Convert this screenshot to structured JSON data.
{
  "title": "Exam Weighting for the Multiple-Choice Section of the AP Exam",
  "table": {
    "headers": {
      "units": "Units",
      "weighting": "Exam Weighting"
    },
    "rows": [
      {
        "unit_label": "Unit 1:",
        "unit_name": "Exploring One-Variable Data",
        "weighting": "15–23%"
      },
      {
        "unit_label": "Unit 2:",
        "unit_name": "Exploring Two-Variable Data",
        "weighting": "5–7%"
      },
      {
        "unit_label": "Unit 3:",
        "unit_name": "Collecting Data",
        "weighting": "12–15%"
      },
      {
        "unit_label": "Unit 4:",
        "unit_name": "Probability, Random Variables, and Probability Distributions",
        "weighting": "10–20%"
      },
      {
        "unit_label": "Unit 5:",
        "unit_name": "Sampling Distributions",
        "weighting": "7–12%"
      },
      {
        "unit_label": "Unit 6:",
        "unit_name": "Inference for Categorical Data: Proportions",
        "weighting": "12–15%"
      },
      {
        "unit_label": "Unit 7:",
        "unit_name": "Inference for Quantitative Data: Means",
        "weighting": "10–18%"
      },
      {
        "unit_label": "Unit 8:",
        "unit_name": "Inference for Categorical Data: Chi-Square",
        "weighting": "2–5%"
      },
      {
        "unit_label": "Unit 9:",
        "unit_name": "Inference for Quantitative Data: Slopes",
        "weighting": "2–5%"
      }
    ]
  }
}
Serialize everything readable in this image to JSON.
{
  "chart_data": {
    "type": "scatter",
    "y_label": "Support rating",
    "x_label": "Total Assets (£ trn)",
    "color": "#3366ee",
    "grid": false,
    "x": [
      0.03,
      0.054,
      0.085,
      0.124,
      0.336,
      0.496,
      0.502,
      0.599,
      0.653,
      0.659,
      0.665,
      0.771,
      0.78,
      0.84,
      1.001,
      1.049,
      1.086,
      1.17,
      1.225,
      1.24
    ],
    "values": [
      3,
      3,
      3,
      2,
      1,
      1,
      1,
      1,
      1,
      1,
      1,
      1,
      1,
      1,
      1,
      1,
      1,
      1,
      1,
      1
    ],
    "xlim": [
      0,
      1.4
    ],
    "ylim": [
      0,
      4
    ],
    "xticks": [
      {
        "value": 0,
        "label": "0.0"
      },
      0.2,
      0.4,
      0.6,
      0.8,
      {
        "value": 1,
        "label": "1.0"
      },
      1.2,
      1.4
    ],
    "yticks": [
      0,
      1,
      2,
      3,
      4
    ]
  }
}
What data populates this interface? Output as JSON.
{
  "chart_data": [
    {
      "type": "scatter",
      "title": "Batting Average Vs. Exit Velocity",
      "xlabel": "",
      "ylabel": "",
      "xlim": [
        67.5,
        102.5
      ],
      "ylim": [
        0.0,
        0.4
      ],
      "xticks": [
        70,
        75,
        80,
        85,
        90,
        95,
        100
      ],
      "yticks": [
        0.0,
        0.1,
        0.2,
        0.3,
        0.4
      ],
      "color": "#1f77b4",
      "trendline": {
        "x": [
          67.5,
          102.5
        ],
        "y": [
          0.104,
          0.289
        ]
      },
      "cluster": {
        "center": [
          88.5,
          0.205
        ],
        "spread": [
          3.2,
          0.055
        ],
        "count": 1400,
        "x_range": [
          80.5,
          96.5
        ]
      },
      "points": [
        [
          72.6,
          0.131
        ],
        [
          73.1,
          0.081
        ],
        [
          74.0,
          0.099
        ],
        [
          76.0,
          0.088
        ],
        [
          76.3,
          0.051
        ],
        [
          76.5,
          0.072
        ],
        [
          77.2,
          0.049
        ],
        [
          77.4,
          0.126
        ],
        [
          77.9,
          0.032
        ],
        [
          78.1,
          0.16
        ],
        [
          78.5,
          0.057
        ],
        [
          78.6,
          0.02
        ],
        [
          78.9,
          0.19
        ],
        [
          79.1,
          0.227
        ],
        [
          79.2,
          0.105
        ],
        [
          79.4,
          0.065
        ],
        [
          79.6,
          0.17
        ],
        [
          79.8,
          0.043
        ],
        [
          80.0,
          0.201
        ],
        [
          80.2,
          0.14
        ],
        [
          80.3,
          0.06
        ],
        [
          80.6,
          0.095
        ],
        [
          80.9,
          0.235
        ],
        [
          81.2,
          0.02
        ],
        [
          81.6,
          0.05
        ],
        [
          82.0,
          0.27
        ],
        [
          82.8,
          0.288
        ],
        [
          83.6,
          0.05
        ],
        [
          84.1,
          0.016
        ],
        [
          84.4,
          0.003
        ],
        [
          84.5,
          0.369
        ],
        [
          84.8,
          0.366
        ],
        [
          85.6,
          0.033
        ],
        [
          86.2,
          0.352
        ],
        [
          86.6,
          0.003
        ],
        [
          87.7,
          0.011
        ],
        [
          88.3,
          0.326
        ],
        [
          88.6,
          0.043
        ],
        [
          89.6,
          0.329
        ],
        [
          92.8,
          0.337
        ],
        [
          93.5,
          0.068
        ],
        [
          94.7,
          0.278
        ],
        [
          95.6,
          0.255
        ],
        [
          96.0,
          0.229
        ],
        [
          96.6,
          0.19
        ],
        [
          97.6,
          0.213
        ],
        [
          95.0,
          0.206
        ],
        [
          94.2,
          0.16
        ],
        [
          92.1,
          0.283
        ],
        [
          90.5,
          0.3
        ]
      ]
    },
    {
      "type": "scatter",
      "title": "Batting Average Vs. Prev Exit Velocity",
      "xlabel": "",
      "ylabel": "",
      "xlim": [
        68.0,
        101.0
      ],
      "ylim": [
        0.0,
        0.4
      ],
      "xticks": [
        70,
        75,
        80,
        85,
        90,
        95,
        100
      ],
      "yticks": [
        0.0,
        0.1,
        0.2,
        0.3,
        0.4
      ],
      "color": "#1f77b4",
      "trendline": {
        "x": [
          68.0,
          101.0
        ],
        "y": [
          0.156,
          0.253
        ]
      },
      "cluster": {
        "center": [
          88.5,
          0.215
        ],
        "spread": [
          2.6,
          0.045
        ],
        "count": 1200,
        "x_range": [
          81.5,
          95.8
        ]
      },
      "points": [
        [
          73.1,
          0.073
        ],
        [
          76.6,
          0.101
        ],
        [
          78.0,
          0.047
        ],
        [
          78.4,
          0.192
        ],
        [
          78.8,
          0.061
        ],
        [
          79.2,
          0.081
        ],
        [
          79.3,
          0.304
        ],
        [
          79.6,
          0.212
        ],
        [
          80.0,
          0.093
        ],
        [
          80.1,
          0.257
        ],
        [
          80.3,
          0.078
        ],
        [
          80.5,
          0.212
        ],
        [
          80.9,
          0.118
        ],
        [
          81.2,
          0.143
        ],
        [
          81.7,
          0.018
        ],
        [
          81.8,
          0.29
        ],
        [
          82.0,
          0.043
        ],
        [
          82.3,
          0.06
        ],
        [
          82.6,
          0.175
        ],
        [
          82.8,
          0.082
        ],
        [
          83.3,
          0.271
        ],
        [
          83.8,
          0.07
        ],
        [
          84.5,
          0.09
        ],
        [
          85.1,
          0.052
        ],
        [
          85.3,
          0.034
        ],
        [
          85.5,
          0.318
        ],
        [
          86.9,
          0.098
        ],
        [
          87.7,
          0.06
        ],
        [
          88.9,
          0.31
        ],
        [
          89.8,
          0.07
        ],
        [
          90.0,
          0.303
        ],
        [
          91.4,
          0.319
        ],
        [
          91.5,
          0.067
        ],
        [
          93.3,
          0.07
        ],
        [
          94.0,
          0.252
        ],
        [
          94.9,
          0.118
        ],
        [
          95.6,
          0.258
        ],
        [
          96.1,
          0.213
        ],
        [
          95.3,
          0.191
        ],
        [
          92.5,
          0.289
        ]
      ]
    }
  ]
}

════════════════════

_WRITTEN REQUEST_
Gather all lines with the string "title" from the data.

_RESULT_
  "title": "Exam Weighting for the Multiple-Choice Section of the AP Exam",
      "title": "Batting Average Vs. Exit Velocity",
      "title": "Batting Average Vs. Prev Exit Velocity",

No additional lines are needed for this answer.